··· Listed records ···
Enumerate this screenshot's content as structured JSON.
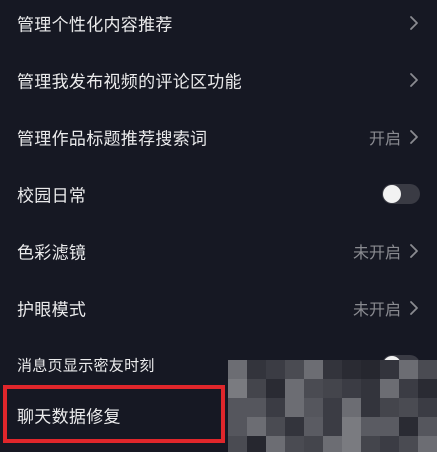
{
  "settings": {
    "items": [
      {
        "label": "管理个性化内容推荐",
        "status": "",
        "control": "chevron"
      },
      {
        "label": "管理我发布视频的评论区功能",
        "status": "",
        "control": "chevron"
      },
      {
        "label": "管理作品标题推荐搜索词",
        "status": "开启",
        "control": "chevron"
      },
      {
        "label": "校园日常",
        "status": "",
        "control": "toggle",
        "toggle_on": false
      },
      {
        "label": "色彩滤镜",
        "status": "未开启",
        "control": "chevron"
      },
      {
        "label": "护眼模式",
        "status": "未开启",
        "control": "chevron"
      },
      {
        "label": "消息页显示密友时刻",
        "status": "",
        "control": "toggle",
        "toggle_on": false
      },
      {
        "label": "聊天数据修复",
        "status": "",
        "control": "none"
      }
    ]
  },
  "colors": {
    "background": "#161823",
    "text": "#ebebec",
    "secondary_text": "#8a8b91",
    "highlight": "#e0262b",
    "toggle_off": "#3a3b44"
  },
  "icons": {
    "chevron": "chevron-right-icon"
  }
}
···
### Task to complete
Using the listing above, say how many of its lines contain the string "label", giving nothing but the figure.

### The completed task
8